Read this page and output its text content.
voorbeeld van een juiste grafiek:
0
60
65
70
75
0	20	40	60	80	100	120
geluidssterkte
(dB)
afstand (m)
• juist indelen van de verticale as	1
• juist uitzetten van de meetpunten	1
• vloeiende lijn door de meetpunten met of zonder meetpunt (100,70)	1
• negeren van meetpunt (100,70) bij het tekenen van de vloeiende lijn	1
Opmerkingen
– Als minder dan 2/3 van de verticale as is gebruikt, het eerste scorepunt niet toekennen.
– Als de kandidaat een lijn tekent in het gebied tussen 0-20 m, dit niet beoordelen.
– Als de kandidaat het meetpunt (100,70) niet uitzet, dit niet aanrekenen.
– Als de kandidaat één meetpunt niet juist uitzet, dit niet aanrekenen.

------------------------------------

▶ _Task brief_: Copy each line from the data above that includes "niet".

▶ _Solution for this task_:
– Als minder dan 2/3 van de verticale as is gebruikt, het eerste scorepunt niet toekennen.
– Als de kandidaat een lijn tekent in het gebied tussen 0-20 m, dit niet beoordelen.
– Als de kandidaat het meetpunt (100,70) niet uitzet, dit niet aanrekenen.
– Als de kandidaat één meetpunt niet juist uitzet, dit niet aanrekenen.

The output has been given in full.